■ **WHAT YOU ARE ASKED TO DO**:
In the entries below, copy only the lines from the one that contains "Read out every word on this page." through the last line, exactly, and omit any pictures.
[Start of section]
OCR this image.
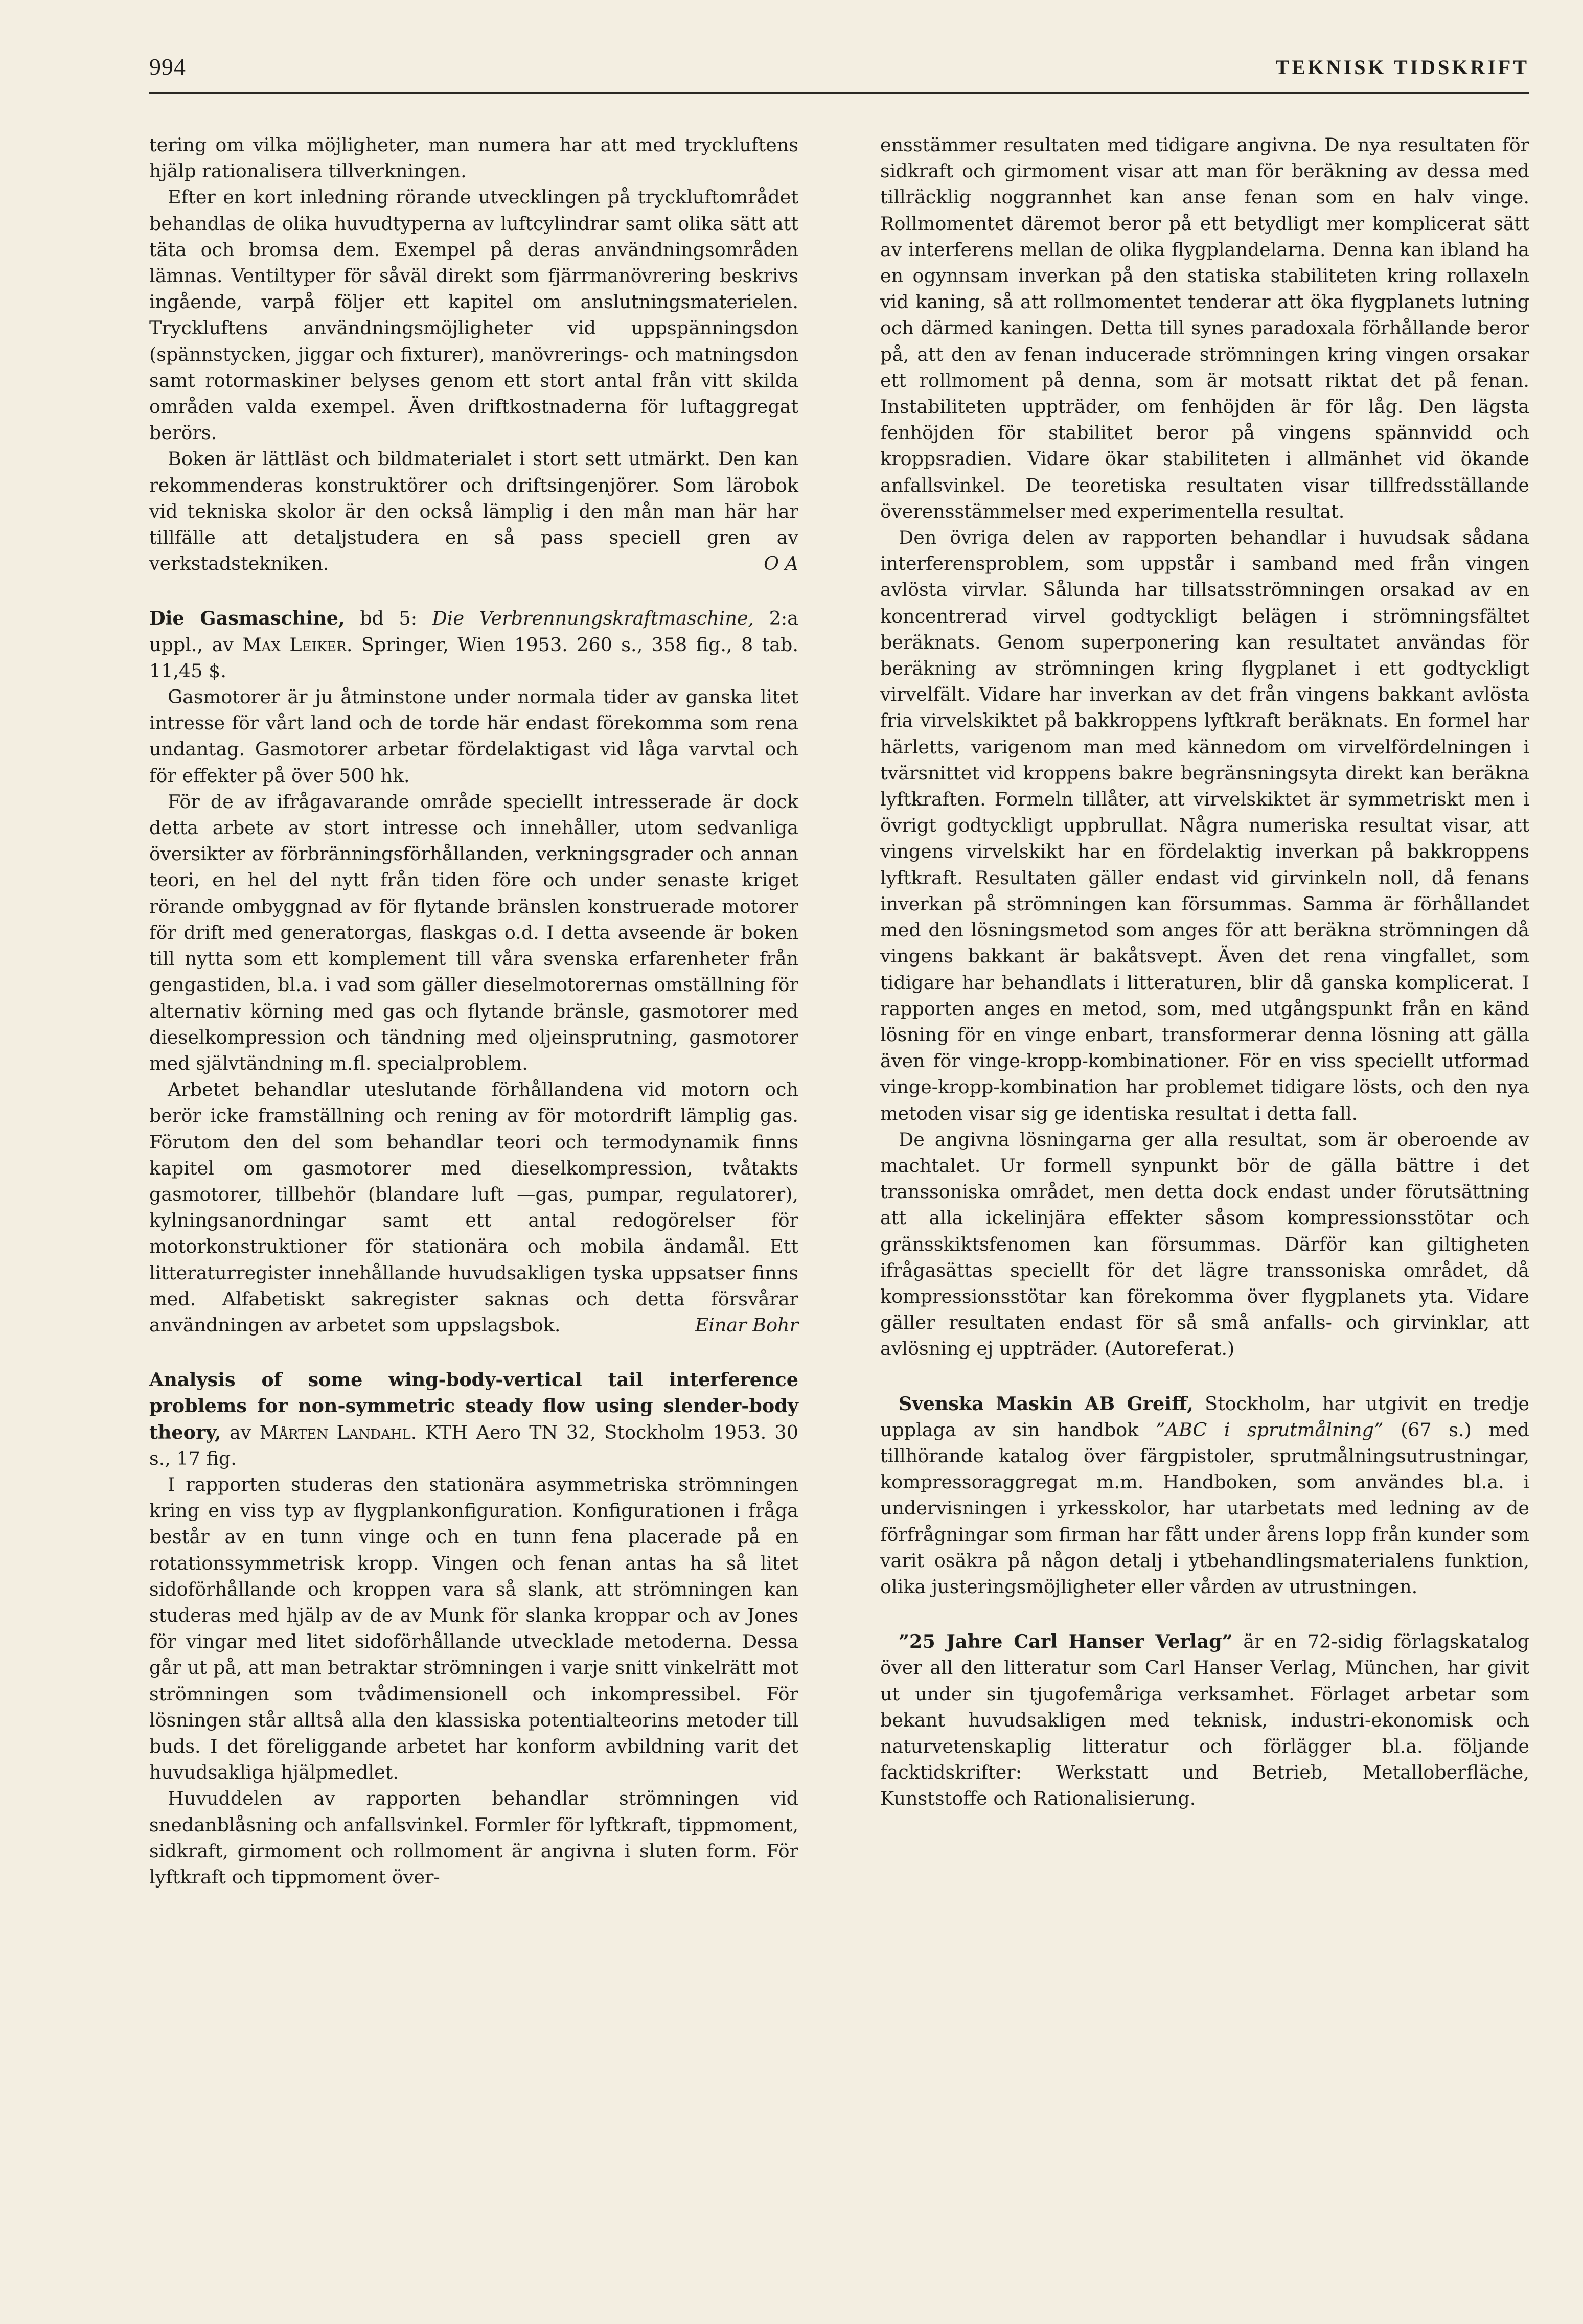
994	TEKNISK TIDSKRIFT

tering om vilka möjligheter, man numera har att med tryckluftens hjälp rationalisera tillverkningen.

Efter en kort inledning rörande utvecklingen på tryckluftområdet behandlas de olika huvudtyperna av luftcylindrar samt olika sätt att täta och bromsa dem. Exempel på deras användningsområden lämnas. Ventiltyper för såväl direkt som fjärrmanövrering beskrivs ingående, varpå följer ett kapitel om anslutningsmaterielen. Tryckluftens användningsmöjligheter vid uppspänningsdon (spännstycken, jiggar och fixturer), manövrerings- och matningsdon samt rotormaskiner belyses genom ett stort antal från vitt skilda områden valda exempel. Även driftkostnaderna för luftaggregat berörs.

Boken är lättläst och bildmaterialet i stort sett utmärkt. Den kan rekommenderas konstruktörer och driftsingenjörer. Som lärobok vid tekniska skolor är den också lämplig i den mån man här har tillfälle att detaljstudera en så pass speciell gren av verkstadstekniken.	O A

Die Gasmaschine, bd 5: Die Verbrennungskraftmaschine, 2:a uppl., av Max Leiker. Springer, Wien 1953. 260 s., 358 fig., 8 tab. 11,45 $.

Gasmotorer är ju åtminstone under normala tider av ganska litet intresse för vårt land och de torde här endast förekomma som rena undantag. Gasmotorer arbetar fördelaktigast vid låga varvtal och för effekter på över 500 hk.

För de av ifrågavarande område speciellt intresserade är dock detta arbete av stort intresse och innehåller, utom sedvanliga översikter av förbränningsförhållanden, verkningsgrader och annan teori, en hel del nytt från tiden före och under senaste kriget rörande ombyggnad av för flytande bränslen konstruerade motorer för drift med generatorgas, flaskgas o.d. I detta avseende är boken till nytta som ett komplement till våra svenska erfarenheter från gengastiden, bl.a. i vad som gäller dieselmotorernas omställning för alternativ körning med gas och flytande bränsle, gasmotorer med dieselkompression och tändning med oljeinsprutning, gasmotorer med självtändning m.fl. specialproblem.

Arbetet behandlar uteslutande förhållandena vid motorn och berör icke framställning och rening av för motordrift lämplig gas. Förutom den del som behandlar teori och termodynamik finns kapitel om gasmotorer med dieselkompression, tvåtakts gasmotorer, tillbehör (blandare luft —gas, pumpar, regulatorer), kylningsanordningar samt ett antal redogörelser för motorkonstruktioner för stationära och mobila ändamål. Ett litteraturregister innehållande huvudsakligen tyska uppsatser finns med. Alfabetiskt sakregister saknas och detta försvårar användningen av arbetet som uppslagsbok.	Einar Bohr

Analysis of some wing-body-vertical tail interference problems for non-symmetric steady flow using slender-body theory, av Mårten Landahl. KTH Aero TN 32, Stockholm 1953. 30 s., 17 fig.

I rapporten studeras den stationära asymmetriska strömningen kring en viss typ av flygplankonfiguration. Konfigurationen i fråga består av en tunn vinge och en tunn fena placerade på en rotationssymmetrisk kropp. Vingen och fenan antas ha så litet sidoförhållande och kroppen vara så slank, att strömningen kan studeras med hjälp av de av Munk för slanka kroppar och av Jones för vingar med litet sidoförhållande utvecklade metoderna. Dessa går ut på, att man betraktar strömningen i varje snitt vinkelrätt mot strömningen som tvådimensionell och inkompressibel. För lösningen står alltså alla den klassiska potentialteorins metoder till buds. I det föreliggande arbetet har konform avbildning varit det huvudsakliga hjälpmedlet.

Huvuddelen av rapporten behandlar strömningen vid snedanblåsning och anfallsvinkel. Formler för lyftkraft, tippmoment, sidkraft, girmoment och rollmoment är angivna i sluten form. För lyftkraft och tippmoment över-

ensstämmer resultaten med tidigare angivna. De nya resultaten för sidkraft och girmoment visar att man för beräkning av dessa med tillräcklig noggrannhet kan anse fenan som en halv vinge. Rollmomentet däremot beror på ett betydligt mer komplicerat sätt av interferens mellan de olika flygplandelarna. Denna kan ibland ha en ogynnsam inverkan på den statiska stabiliteten kring rollaxeln vid kaning, så att rollmomentet tenderar att öka flygplanets lutning och därmed kaningen. Detta till synes paradoxala förhållande beror på, att den av fenan inducerade strömningen kring vingen orsakar ett rollmoment på denna, som är motsatt riktat det på fenan. Instabiliteten uppträder, om fenhöjden är för låg. Den lägsta fenhöjden för stabilitet beror på vingens spännvidd och kroppsradien. Vidare ökar stabiliteten i allmänhet vid ökande anfallsvinkel. De teoretiska resultaten visar tillfredsställande överensstämmelser med experimentella resultat.

Den övriga delen av rapporten behandlar i huvudsak sådana interferensproblem, som uppstår i samband med från vingen avlösta virvlar. Sålunda har tillsatsströmningen orsakad av en koncentrerad virvel godtyckligt belägen i strömningsfältet beräknats. Genom superponering kan resultatet användas för beräkning av strömningen kring flygplanet i ett godtyckligt virvelfält. Vidare har inverkan av det från vingens bakkant avlösta fria virvelskiktet på bakkroppens lyftkraft beräknats. En formel har härletts, varigenom man med kännedom om virvelfördelningen i tvärsnittet vid kroppens bakre begränsningsyta direkt kan beräkna lyftkraften. Formeln tillåter, att virvelskiktet är symmetriskt men i övrigt godtyckligt uppbrullat. Några numeriska resultat visar, att vingens virvelskikt har en fördelaktig inverkan på bakkroppens lyftkraft. Resultaten gäller endast vid girvinkeln noll, då fenans inverkan på strömningen kan försummas. Samma är förhållandet med den lösningsmetod som anges för att beräkna strömningen då vingens bakkant är bakåtsvept. Även det rena vingfallet, som tidigare har behandlats i litteraturen, blir då ganska komplicerat. I rapporten anges en metod, som, med utgångspunkt från en känd lösning för en vinge enbart, transformerar denna lösning att gälla även för vinge-kropp-kombinationer. För en viss speciellt utformad vinge-kropp-kombination har problemet tidigare lösts, och den nya metoden visar sig ge identiska resultat i detta fall.

De angivna lösningarna ger alla resultat, som är oberoende av machtalet. Ur formell synpunkt bör de gälla bättre i det transsoniska området, men detta dock endast under förutsättning att alla ickelinjära effekter såsom kompressionsstötar och gränsskiktsfenomen kan försummas. Därför kan giltigheten ifrågasättas speciellt för det lägre transsoniska området, då kompressionsstötar kan förekomma över flygplanets yta. Vidare gäller resultaten endast för så små anfalls- och girvinklar, att avlösning ej uppträder. (Autoreferat.)

Svenska Maskin AB Greiff, Stockholm, har utgivit en tredje upplaga av sin handbok ”ABC i sprutmålning” (67 s.) med tillhörande katalog över färgpistoler, sprutmålningsutrustningar, kompressoraggregat m.m. Handboken, som användes bl.a. i undervisningen i yrkesskolor, har utarbetats med ledning av de förfrågningar som firman har fått under årens lopp från kunder som varit osäkra på någon detalj i ytbehandlingsmaterialens funktion, olika justeringsmöjligheter eller vården av utrustningen.

”25 Jahre Carl Hanser Verlag” är en 72-sidig förlagskatalog över all den litteratur som Carl Hanser Verlag, München, har givit ut under sin tjugofemåriga verksamhet. Förlaget arbetar som bekant huvudsakligen med teknisk, industri-ekonomisk och naturvetenskaplig litteratur och förlägger bl.a. följande facktidskrifter: Werkstatt und Betrieb, Metalloberfläche, Kunststoffe och Rationalisierung.
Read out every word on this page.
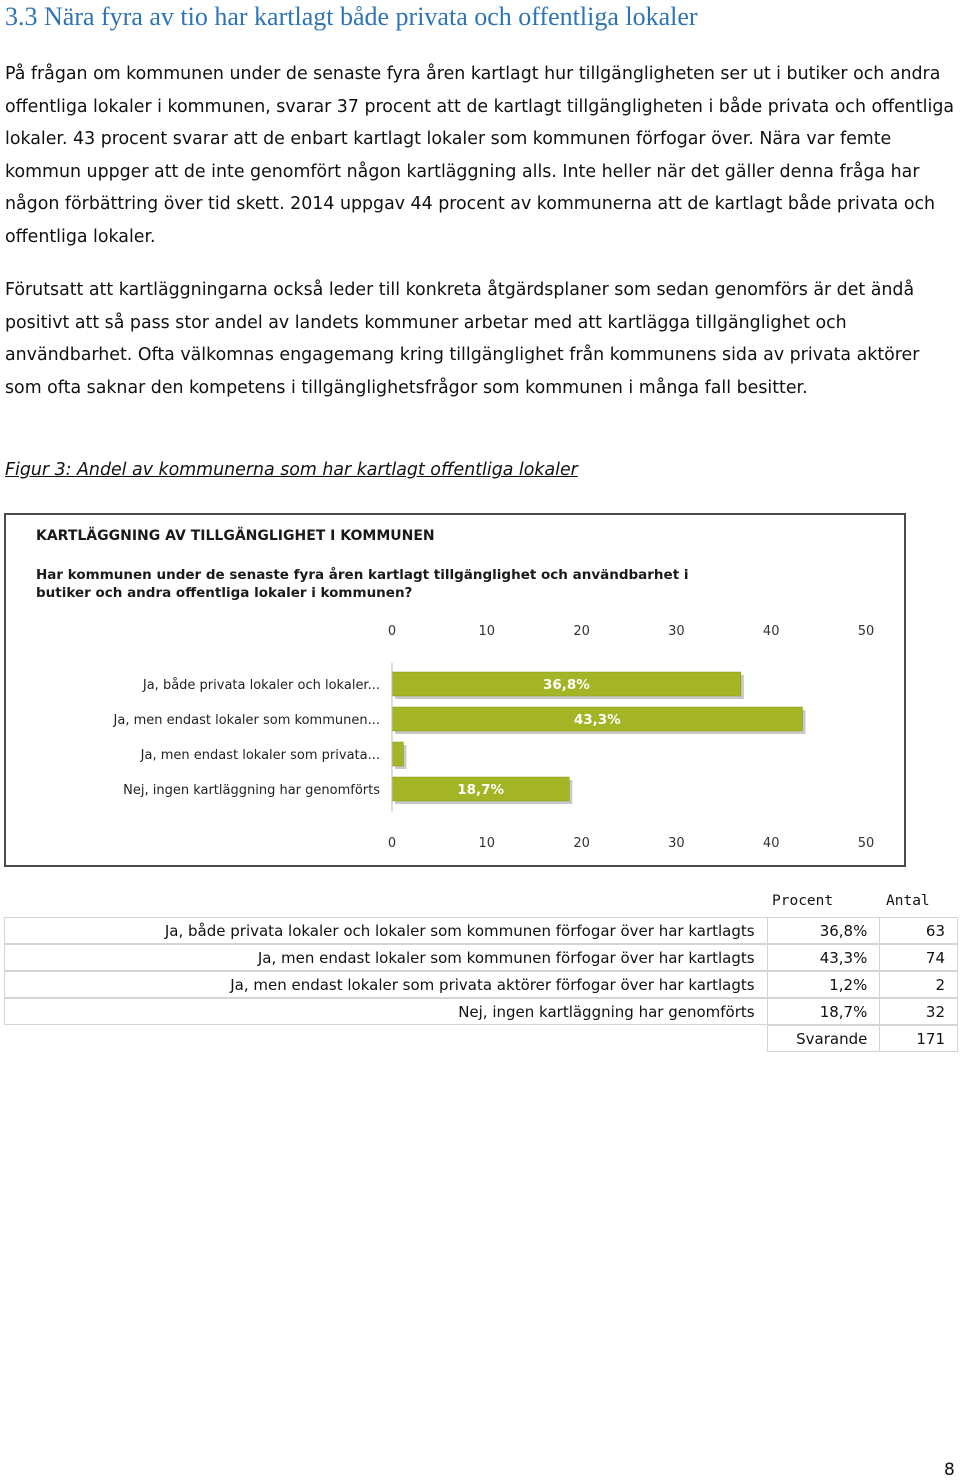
3.3 Nära fyra av tio har kartlagt både privata och offentliga lokaler

På frågan om kommunen under de senaste fyra åren kartlagt hur tillgängligheten ser ut i butiker och andra offentliga lokaler i kommunen, svarar 37 procent att de kartlagt tillgängligheten i både privata och offentliga lokaler. 43 procent svarar att de enbart kartlagt lokaler som kommunen förfogar över. Nära var femte kommun uppger att de inte genomfört någon kartläggning alls. Inte heller när det gäller denna fråga har någon förbättring över tid skett. 2014 uppgav 44 procent av kommunerna att de kartlagt både privata och offentliga lokaler.

Förutsatt att kartläggningarna också leder till konkreta åtgärdsplaner som sedan genomförs är det ändå positivt att så pass stor andel av landets kommuner arbetar med att kartlägga tillgänglighet och användbarhet. Ofta välkomnas engagemang kring tillgänglighet från kommunens sida av privata aktörer som ofta saknar den kompetens i tillgänglighetsfrågor som kommunen i många fall besitter.

Figur 3: Andel av kommunerna som har kartlagt offentliga lokaler

KARTLÄGGNING AV TILLGÄNGLIGHET I KOMMUNEN
Har kommunen under de senaste fyra åren kartlagt tillgänglighet och användbarhet i
butiker och andra offentliga lokaler i kommunen?
0
0
10
10
20
20
30
30
40
40
50
50
Ja, både privata lokaler och lokaler...	36,8%
Ja, men endast lokaler som kommunen...	43,3%
Ja, men endast lokaler som privata...
Nej, ingen kartläggning har genomförts	18,7%
Procent	Antal
Ja, både privata lokaler och lokaler som kommunen förfogar över har kartlagts	36,8%	63
Ja, men endast lokaler som kommunen förfogar över har kartlagts	43,3%	74
Ja, men endast lokaler som privata aktörer förfogar över har kartlagts	1,2%	2
Nej, ingen kartläggning har genomförts	18,7%	32
	Svarande	171
8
[End of section]
■ **SOLUTION BELOW**:
Read out every word on this page.
3.3 Nära fyra av tio har kartlagt både privata och offentliga lokaler

På frågan om kommunen under de senaste fyra åren kartlagt hur tillgängligheten ser ut i butiker och andra offentliga lokaler i kommunen, svarar 37 procent att de kartlagt tillgängligheten i både privata och offentliga lokaler. 43 procent svarar att de enbart kartlagt lokaler som kommunen förfogar över. Nära var femte kommun uppger att de inte genomfört någon kartläggning alls. Inte heller när det gäller denna fråga har någon förbättring över tid skett. 2014 uppgav 44 procent av kommunerna att de kartlagt både privata och offentliga lokaler.

Förutsatt att kartläggningarna också leder till konkreta åtgärdsplaner som sedan genomförs är det ändå positivt att så pass stor andel av landets kommuner arbetar med att kartlägga tillgänglighet och användbarhet. Ofta välkomnas engagemang kring tillgänglighet från kommunens sida av privata aktörer som ofta saknar den kompetens i tillgänglighetsfrågor som kommunen i många fall besitter.

Figur 3: Andel av kommunerna som har kartlagt offentliga lokaler

KARTLÄGGNING AV TILLGÄNGLIGHET I KOMMUNEN
Har kommunen under de senaste fyra åren kartlagt tillgänglighet och användbarhet i
butiker och andra offentliga lokaler i kommunen?
0
0
10
10
20
20
30
30
40
40
50
50
Ja, både privata lokaler och lokaler...	36,8%
Ja, men endast lokaler som kommunen...	43,3%
Ja, men endast lokaler som privata...
Nej, ingen kartläggning har genomförts	18,7%
Procent	Antal
Ja, både privata lokaler och lokaler som kommunen förfogar över har kartlagts	36,8%	63
Ja, men endast lokaler som kommunen förfogar över har kartlagts	43,3%	74
Ja, men endast lokaler som privata aktörer förfogar över har kartlagts	1,2%	2
Nej, ingen kartläggning har genomförts	18,7%	32
	Svarande	171
8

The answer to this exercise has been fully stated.